═════ Listed entries
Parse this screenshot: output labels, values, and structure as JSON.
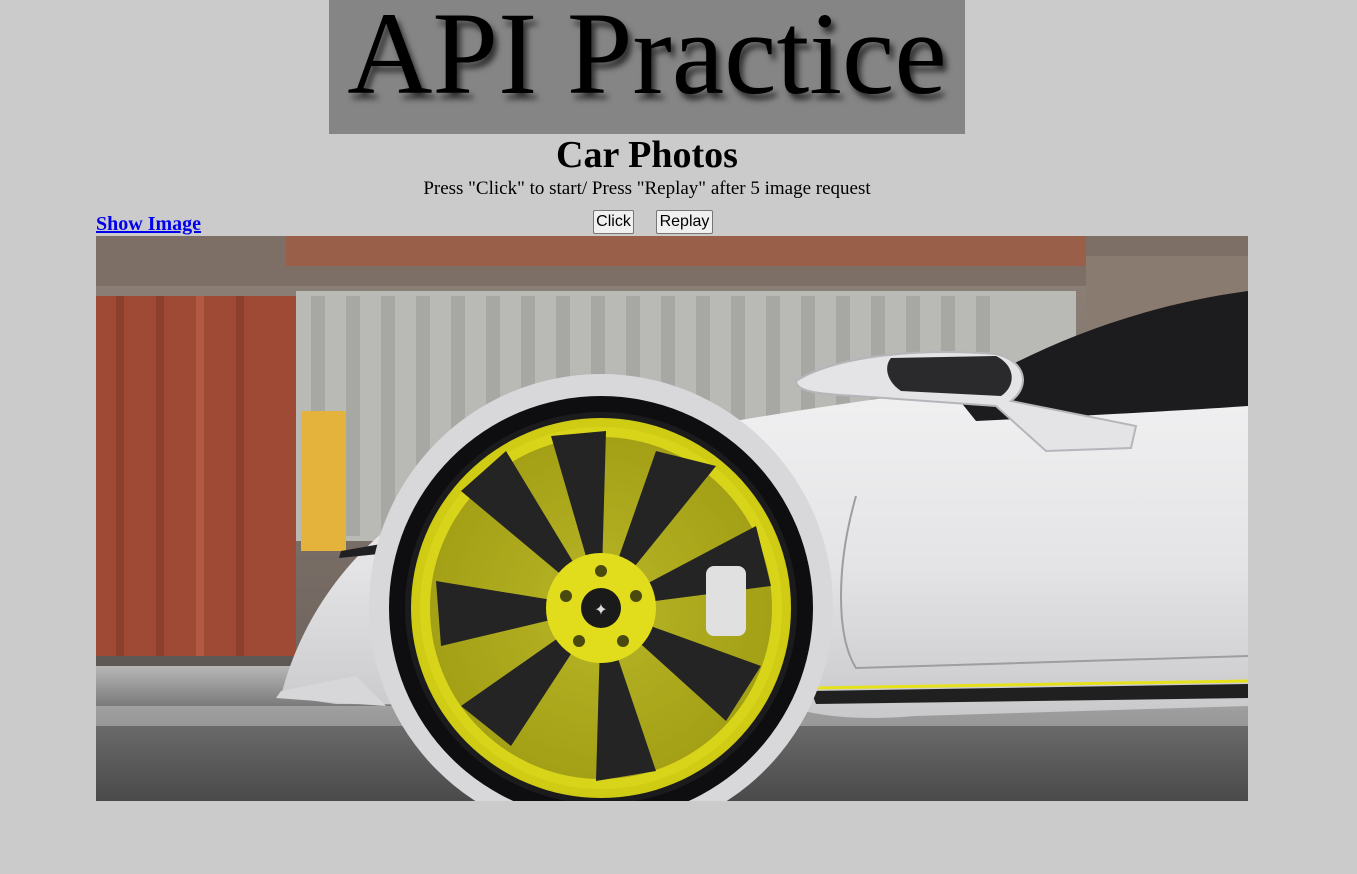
{
  "banner": {
    "title": "API Practice"
  },
  "heading": {
    "title": "Car Photos"
  },
  "instructions": "Press \"Click\" to start/ Press \"Replay\" after 5 image request",
  "link": {
    "show_image": "Show Image"
  },
  "buttons": {
    "click": "Click",
    "replay": "Replay"
  },
  "colors": {
    "page_background": "#cbcbcb",
    "banner_background": "#858585",
    "link": "#0000ee",
    "wheel": "#e6e21a",
    "car_body": "#e9e9ea"
  },
  "image": {
    "subject": "white sports car with yellow wheel, side view near shipping containers"
  }
}
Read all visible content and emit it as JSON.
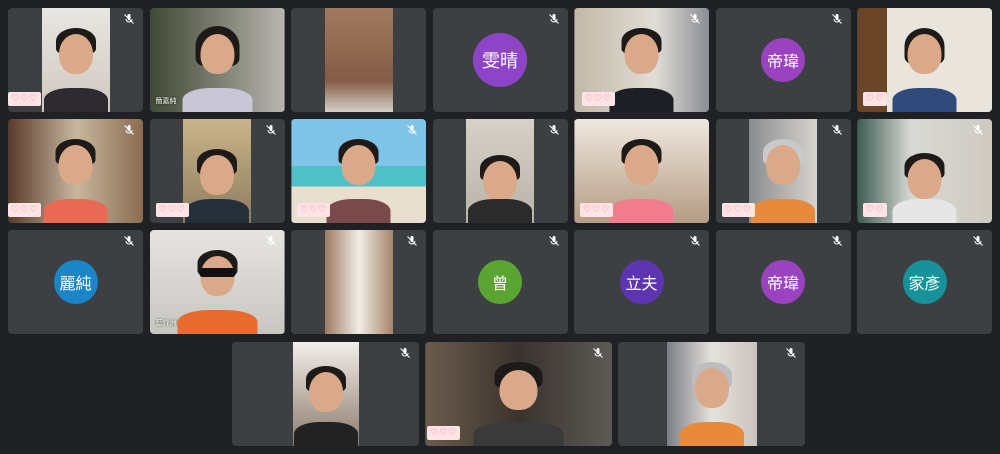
{
  "app": {
    "title": "Video meeting gallery view"
  },
  "participants": [
    {
      "kind": "video",
      "hearts": "♡♡♡"
    },
    {
      "kind": "video",
      "caption": "簡嘉純"
    },
    {
      "kind": "video"
    },
    {
      "kind": "avatar",
      "label": "雯晴",
      "color": "#8e44c6"
    },
    {
      "kind": "video",
      "hearts": "♡♡♡"
    },
    {
      "kind": "avatar",
      "label": "帝瑋",
      "color": "#9b42c0"
    },
    {
      "kind": "video",
      "hearts": "♡♡"
    },
    {
      "kind": "video",
      "hearts": "♡♡♡"
    },
    {
      "kind": "video",
      "hearts": "♡♡♡"
    },
    {
      "kind": "video",
      "hearts": "♡♡♡"
    },
    {
      "kind": "video"
    },
    {
      "kind": "video",
      "hearts": "♡♡♡"
    },
    {
      "kind": "video",
      "hearts": "♡♡♡"
    },
    {
      "kind": "video",
      "hearts": "♡♡"
    },
    {
      "kind": "avatar",
      "label": "麗純",
      "color": "#1a86c8"
    },
    {
      "kind": "video",
      "caption": "藍介洲"
    },
    {
      "kind": "video"
    },
    {
      "kind": "avatar",
      "label": "曾",
      "color": "#5aa532"
    },
    {
      "kind": "avatar",
      "label": "立夫",
      "color": "#5e35b1"
    },
    {
      "kind": "avatar",
      "label": "帝瑋",
      "color": "#9b42c0"
    },
    {
      "kind": "avatar",
      "label": "家彥",
      "color": "#17929a"
    },
    {
      "kind": "video"
    },
    {
      "kind": "video",
      "hearts": "♡♡♡"
    },
    {
      "kind": "video"
    }
  ]
}
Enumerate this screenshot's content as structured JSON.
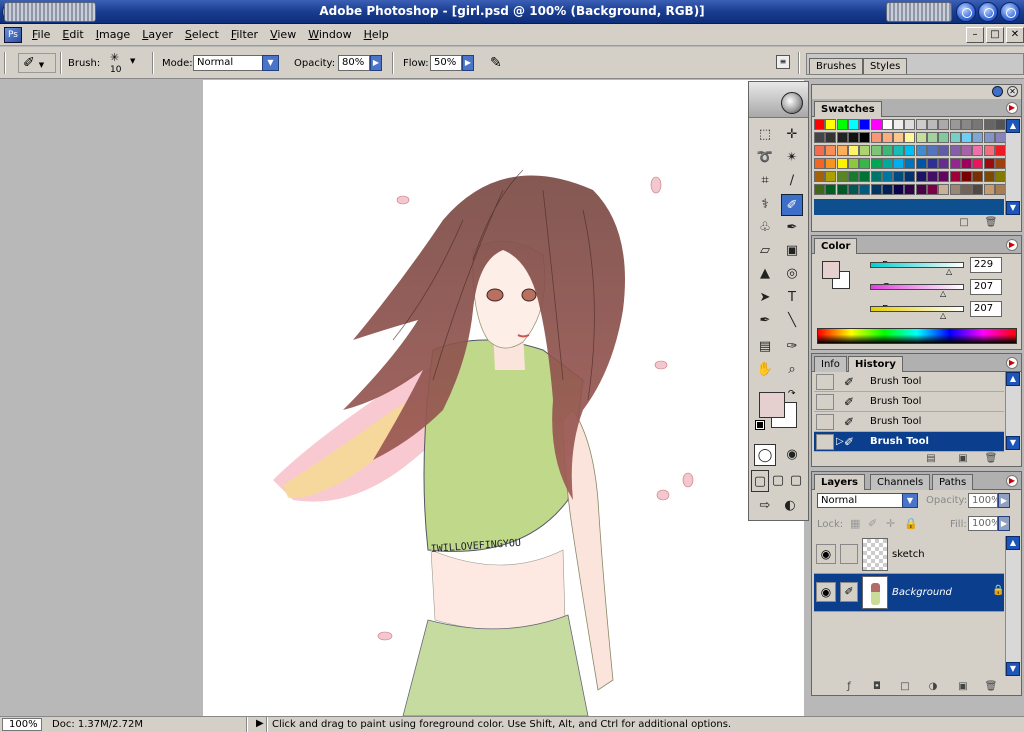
{
  "app": {
    "title": "Adobe Photoshop - [girl.psd @ 100% (Background, RGB)]"
  },
  "menubar": {
    "items": [
      "File",
      "Edit",
      "Image",
      "Layer",
      "Select",
      "Filter",
      "View",
      "Window",
      "Help"
    ],
    "doc_controls": [
      "–",
      "□",
      "✕"
    ]
  },
  "options": {
    "brush_label": "Brush:",
    "brush_size": "10",
    "mode_label": "Mode:",
    "mode_value": "Normal",
    "opacity_label": "Opacity:",
    "opacity_value": "80%",
    "flow_label": "Flow:",
    "flow_value": "50%"
  },
  "palette_well": {
    "tabs": [
      "Brushes",
      "Styles"
    ]
  },
  "swatches": {
    "tab": "Swatches",
    "rows": [
      [
        "#ff0000",
        "#ffff00",
        "#00ff00",
        "#00ffff",
        "#0000ff",
        "#ff00ff",
        "#ffffff",
        "#eeeeee",
        "#dddddd",
        "#cccccc",
        "#bbbbbb",
        "#aaaaaa",
        "#999999",
        "#888888",
        "#777777",
        "#666666",
        "#555555"
      ],
      [
        "#444444",
        "#333333",
        "#222222",
        "#111111",
        "#000000",
        "#f7977a",
        "#f9ad81",
        "#fdc68a",
        "#fff79a",
        "#c4df9b",
        "#a3d39c",
        "#82ca9d",
        "#7bcdc8",
        "#6ecff6",
        "#7ea7d8",
        "#8493ca",
        "#8882be"
      ],
      [
        "#f26c4f",
        "#f68e55",
        "#fbaf5c",
        "#fff467",
        "#acd372",
        "#7cc576",
        "#3bb878",
        "#1abbb4",
        "#00bff3",
        "#438ccb",
        "#5574b9",
        "#605ca8",
        "#855fa8",
        "#a763a8",
        "#f06ea9",
        "#f26d7d",
        "#ed1c24"
      ],
      [
        "#f26522",
        "#f7941d",
        "#fff200",
        "#8dc73f",
        "#39b54a",
        "#00a651",
        "#00a99d",
        "#00aeef",
        "#0072bc",
        "#0054a6",
        "#2e3192",
        "#662d91",
        "#92278f",
        "#9e005d",
        "#ed145b",
        "#9e0b0f",
        "#a0410d"
      ],
      [
        "#a36209",
        "#aba000",
        "#598527",
        "#1a7b30",
        "#007236",
        "#00746b",
        "#0076a3",
        "#004b80",
        "#003471",
        "#1b1464",
        "#440e62",
        "#630460",
        "#9e0039",
        "#790000",
        "#7b2e00",
        "#7d4900",
        "#827b00"
      ],
      [
        "#406618",
        "#005e20",
        "#005826",
        "#005952",
        "#005b7f",
        "#003663",
        "#002157",
        "#0d004c",
        "#32004b",
        "#4b0049",
        "#7b0046",
        "#c7b299",
        "#998675",
        "#736357",
        "#534741",
        "#c69c6d",
        "#a67c52"
      ]
    ],
    "footer_bar": "#0d4f8f"
  },
  "color": {
    "tab": "Color",
    "r_label": "R",
    "g_label": "G",
    "b_label": "B",
    "r": "229",
    "g": "207",
    "b": "207",
    "foreground": "#e5cfcf",
    "background": "#ffffff"
  },
  "history": {
    "tabs": [
      "Info",
      "History"
    ],
    "items": [
      "Brush Tool",
      "Brush Tool",
      "Brush Tool",
      "Brush Tool"
    ]
  },
  "layers": {
    "tabs": [
      "Layers",
      "Channels",
      "Paths"
    ],
    "blend_mode": "Normal",
    "opacity_label": "Opacity:",
    "opacity_value": "100%",
    "lock_label": "Lock:",
    "fill_label": "Fill:",
    "fill_value": "100%",
    "items": [
      {
        "name": "sketch"
      },
      {
        "name": "Background"
      }
    ]
  },
  "status": {
    "zoom": "100%",
    "doc": "Doc: 1.37M/2.72M",
    "hint": "Click and drag to paint using foreground color.  Use Shift, Alt, and Ctrl for additional options."
  },
  "tools": {
    "selected": "brush-tool"
  }
}
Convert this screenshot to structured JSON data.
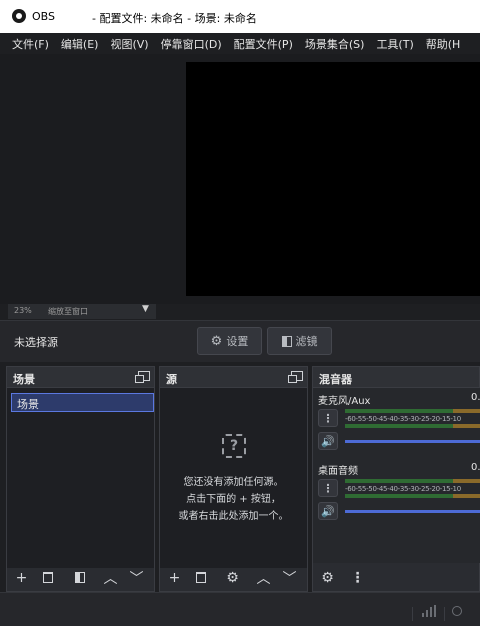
{
  "titlebar": {
    "app": "OBS",
    "title": "- 配置文件: 未命名 - 场景: 未命名"
  },
  "menu": [
    {
      "label": "文件(F)"
    },
    {
      "label": "编辑(E)"
    },
    {
      "label": "视图(V)"
    },
    {
      "label": "停靠窗口(D)"
    },
    {
      "label": "配置文件(P)"
    },
    {
      "label": "场景集合(S)"
    },
    {
      "label": "工具(T)"
    },
    {
      "label": "帮助(H"
    }
  ],
  "zoom": {
    "value": "23%",
    "mode": "缩放至窗口"
  },
  "source_toolbar": {
    "no_source": "未选择源",
    "settings": "设置",
    "filters": "滤镜"
  },
  "scenes": {
    "title": "场景",
    "items": [
      {
        "label": "场景"
      }
    ]
  },
  "sources": {
    "title": "源",
    "empty_line1": "您还没有添加任何源。",
    "empty_line2": "点击下面的 + 按钮，",
    "empty_line3": "或者右击此处添加一个。"
  },
  "mixer": {
    "title": "混音器",
    "channels": [
      {
        "name": "麦克风/Aux",
        "value": "0."
      },
      {
        "name": "桌面音频",
        "value": "0."
      }
    ],
    "scale": "-60-55-50-45-40-35-30-25-20-15-10"
  },
  "colors": {
    "accent": "#4d6bd6",
    "meter_green": "#2f6b33",
    "meter_orange": "#8a6a2a"
  }
}
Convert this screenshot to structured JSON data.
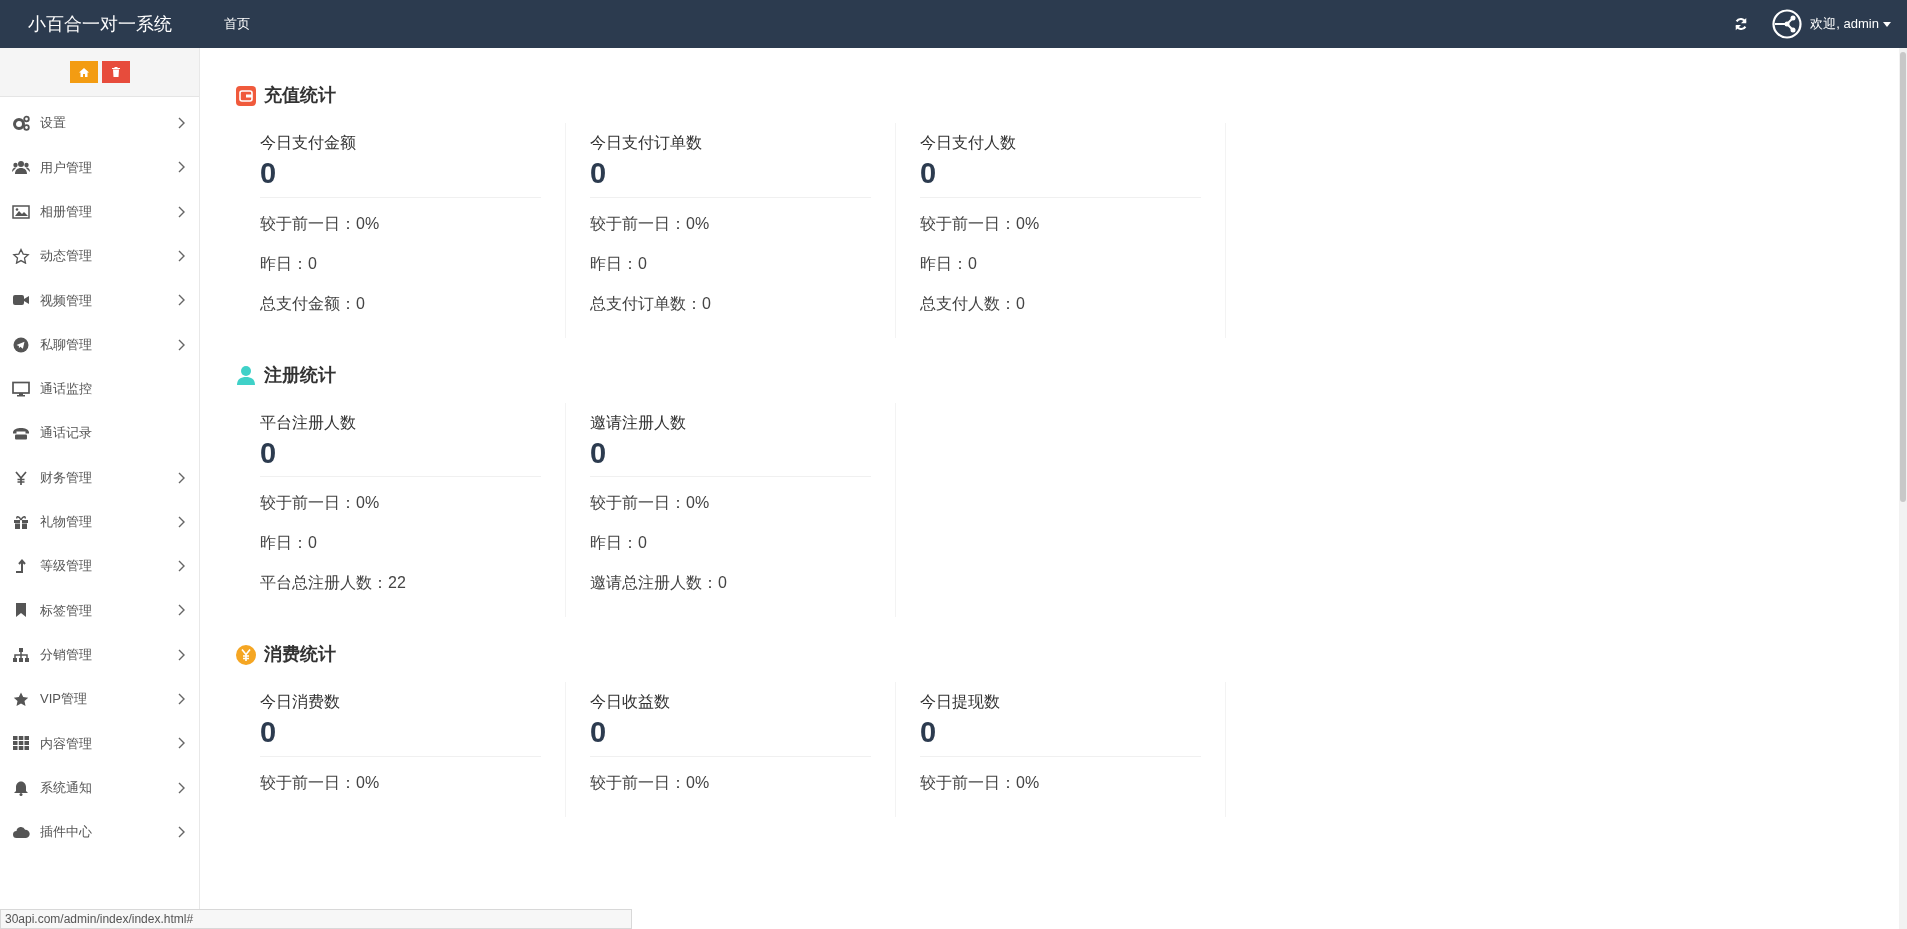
══════════
Your task is to retype all the entries exactly and leave out any pictures.

> [The answer]:
Parse this screenshot: output labels, values, and structure as JSON.
{
  "banner": {
    "title": "API Practice"
  },
  "heading": {
    "title": "Car Photos"
  },
  "instructions": "Press \"Click\" to start/ Press \"Replay\" after 5 image request",
  "link": {
    "show_image": "Show Image"
  },
  "buttons": {
    "click": "Click",
    "replay": "Replay"
  },
  "colors": {
    "page_background": "#cbcbcb",
    "banner_background": "#858585",
    "link": "#0000ee",
    "wheel": "#e6e21a",
    "car_body": "#e9e9ea"
  },
  "image": {
    "subject": "white sports car with yellow wheel, side view near shipping containers"
  }
}
Read all visible content and emit it as JSON.
{
  "app": {
    "title": "Video meeting gallery view"
  },
  "participants": [
    {
      "kind": "video",
      "hearts": "♡♡♡"
    },
    {
      "kind": "video",
      "caption": "簡嘉純"
    },
    {
      "kind": "video"
    },
    {
      "kind": "avatar",
      "label": "雯晴",
      "color": "#8e44c6"
    },
    {
      "kind": "video",
      "hearts": "♡♡♡"
    },
    {
      "kind": "avatar",
      "label": "帝瑋",
      "color": "#9b42c0"
    },
    {
      "kind": "video",
      "hearts": "♡♡"
    },
    {
      "kind": "video",
      "hearts": "♡♡♡"
    },
    {
      "kind": "video",
      "hearts": "♡♡♡"
    },
    {
      "kind": "video",
      "hearts": "♡♡♡"
    },
    {
      "kind": "video"
    },
    {
      "kind": "video",
      "hearts": "♡♡♡"
    },
    {
      "kind": "video",
      "hearts": "♡♡♡"
    },
    {
      "kind": "video",
      "hearts": "♡♡"
    },
    {
      "kind": "avatar",
      "label": "麗純",
      "color": "#1a86c8"
    },
    {
      "kind": "video",
      "caption": "藍介洲"
    },
    {
      "kind": "video"
    },
    {
      "kind": "avatar",
      "label": "曾",
      "color": "#5aa532"
    },
    {
      "kind": "avatar",
      "label": "立夫",
      "color": "#5e35b1"
    },
    {
      "kind": "avatar",
      "label": "帝瑋",
      "color": "#9b42c0"
    },
    {
      "kind": "avatar",
      "label": "家彥",
      "color": "#17929a"
    },
    {
      "kind": "video"
    },
    {
      "kind": "video",
      "hearts": "♡♡♡"
    },
    {
      "kind": "video"
    }
  ]
}
Enumerate this screenshot's content as structured JSON.
{
  "app": {
    "title": "Adobe Photoshop - [girl.psd @ 100% (Background, RGB)]"
  },
  "menubar": {
    "items": [
      "File",
      "Edit",
      "Image",
      "Layer",
      "Select",
      "Filter",
      "View",
      "Window",
      "Help"
    ],
    "doc_controls": [
      "–",
      "□",
      "✕"
    ]
  },
  "options": {
    "brush_label": "Brush:",
    "brush_size": "10",
    "mode_label": "Mode:",
    "mode_value": "Normal",
    "opacity_label": "Opacity:",
    "opacity_value": "80%",
    "flow_label": "Flow:",
    "flow_value": "50%"
  },
  "palette_well": {
    "tabs": [
      "Brushes",
      "Styles"
    ]
  },
  "swatches": {
    "tab": "Swatches",
    "rows": [
      [
        "#ff0000",
        "#ffff00",
        "#00ff00",
        "#00ffff",
        "#0000ff",
        "#ff00ff",
        "#ffffff",
        "#eeeeee",
        "#dddddd",
        "#cccccc",
        "#bbbbbb",
        "#aaaaaa",
        "#999999",
        "#888888",
        "#777777",
        "#666666",
        "#555555"
      ],
      [
        "#444444",
        "#333333",
        "#222222",
        "#111111",
        "#000000",
        "#f7977a",
        "#f9ad81",
        "#fdc68a",
        "#fff79a",
        "#c4df9b",
        "#a3d39c",
        "#82ca9d",
        "#7bcdc8",
        "#6ecff6",
        "#7ea7d8",
        "#8493ca",
        "#8882be"
      ],
      [
        "#f26c4f",
        "#f68e55",
        "#fbaf5c",
        "#fff467",
        "#acd372",
        "#7cc576",
        "#3bb878",
        "#1abbb4",
        "#00bff3",
        "#438ccb",
        "#5574b9",
        "#605ca8",
        "#855fa8",
        "#a763a8",
        "#f06ea9",
        "#f26d7d",
        "#ed1c24"
      ],
      [
        "#f26522",
        "#f7941d",
        "#fff200",
        "#8dc73f",
        "#39b54a",
        "#00a651",
        "#00a99d",
        "#00aeef",
        "#0072bc",
        "#0054a6",
        "#2e3192",
        "#662d91",
        "#92278f",
        "#9e005d",
        "#ed145b",
        "#9e0b0f",
        "#a0410d"
      ],
      [
        "#a36209",
        "#aba000",
        "#598527",
        "#1a7b30",
        "#007236",
        "#00746b",
        "#0076a3",
        "#004b80",
        "#003471",
        "#1b1464",
        "#440e62",
        "#630460",
        "#9e0039",
        "#790000",
        "#7b2e00",
        "#7d4900",
        "#827b00"
      ],
      [
        "#406618",
        "#005e20",
        "#005826",
        "#005952",
        "#005b7f",
        "#003663",
        "#002157",
        "#0d004c",
        "#32004b",
        "#4b0049",
        "#7b0046",
        "#c7b299",
        "#998675",
        "#736357",
        "#534741",
        "#c69c6d",
        "#a67c52"
      ]
    ],
    "footer_bar": "#0d4f8f"
  },
  "color": {
    "tab": "Color",
    "r_label": "R",
    "g_label": "G",
    "b_label": "B",
    "r": "229",
    "g": "207",
    "b": "207",
    "foreground": "#e5cfcf",
    "background": "#ffffff"
  },
  "history": {
    "tabs": [
      "Info",
      "History"
    ],
    "items": [
      "Brush Tool",
      "Brush Tool",
      "Brush Tool",
      "Brush Tool"
    ]
  },
  "layers": {
    "tabs": [
      "Layers",
      "Channels",
      "Paths"
    ],
    "blend_mode": "Normal",
    "opacity_label": "Opacity:",
    "opacity_value": "100%",
    "lock_label": "Lock:",
    "fill_label": "Fill:",
    "fill_value": "100%",
    "items": [
      {
        "name": "sketch"
      },
      {
        "name": "Background"
      }
    ]
  },
  "status": {
    "zoom": "100%",
    "doc": "Doc: 1.37M/2.72M",
    "hint": "Click and drag to paint using foreground color.  Use Shift, Alt, and Ctrl for additional options."
  },
  "tools": {
    "selected": "brush-tool"
  }
}
Convert this screenshot to structured JSON data.
{
  "titlebar": {
    "app": "OBS",
    "title": "- 配置文件: 未命名 - 场景: 未命名"
  },
  "menu": [
    {
      "label": "文件(F)"
    },
    {
      "label": "编辑(E)"
    },
    {
      "label": "视图(V)"
    },
    {
      "label": "停靠窗口(D)"
    },
    {
      "label": "配置文件(P)"
    },
    {
      "label": "场景集合(S)"
    },
    {
      "label": "工具(T)"
    },
    {
      "label": "帮助(H"
    }
  ],
  "zoom": {
    "value": "23%",
    "mode": "缩放至窗口"
  },
  "source_toolbar": {
    "no_source": "未选择源",
    "settings": "设置",
    "filters": "滤镜"
  },
  "scenes": {
    "title": "场景",
    "items": [
      {
        "label": "场景"
      }
    ]
  },
  "sources": {
    "title": "源",
    "empty_line1": "您还没有添加任何源。",
    "empty_line2": "点击下面的 + 按钮，",
    "empty_line3": "或者右击此处添加一个。"
  },
  "mixer": {
    "title": "混音器",
    "channels": [
      {
        "name": "麦克风/Aux",
        "value": "0."
      },
      {
        "name": "桌面音频",
        "value": "0."
      }
    ],
    "scale": "-60-55-50-45-40-35-30-25-20-15-10"
  },
  "colors": {
    "accent": "#4d6bd6",
    "meter_green": "#2f6b33",
    "meter_orange": "#8a6a2a"
  }
}
Convert this screenshot to structured JSON data.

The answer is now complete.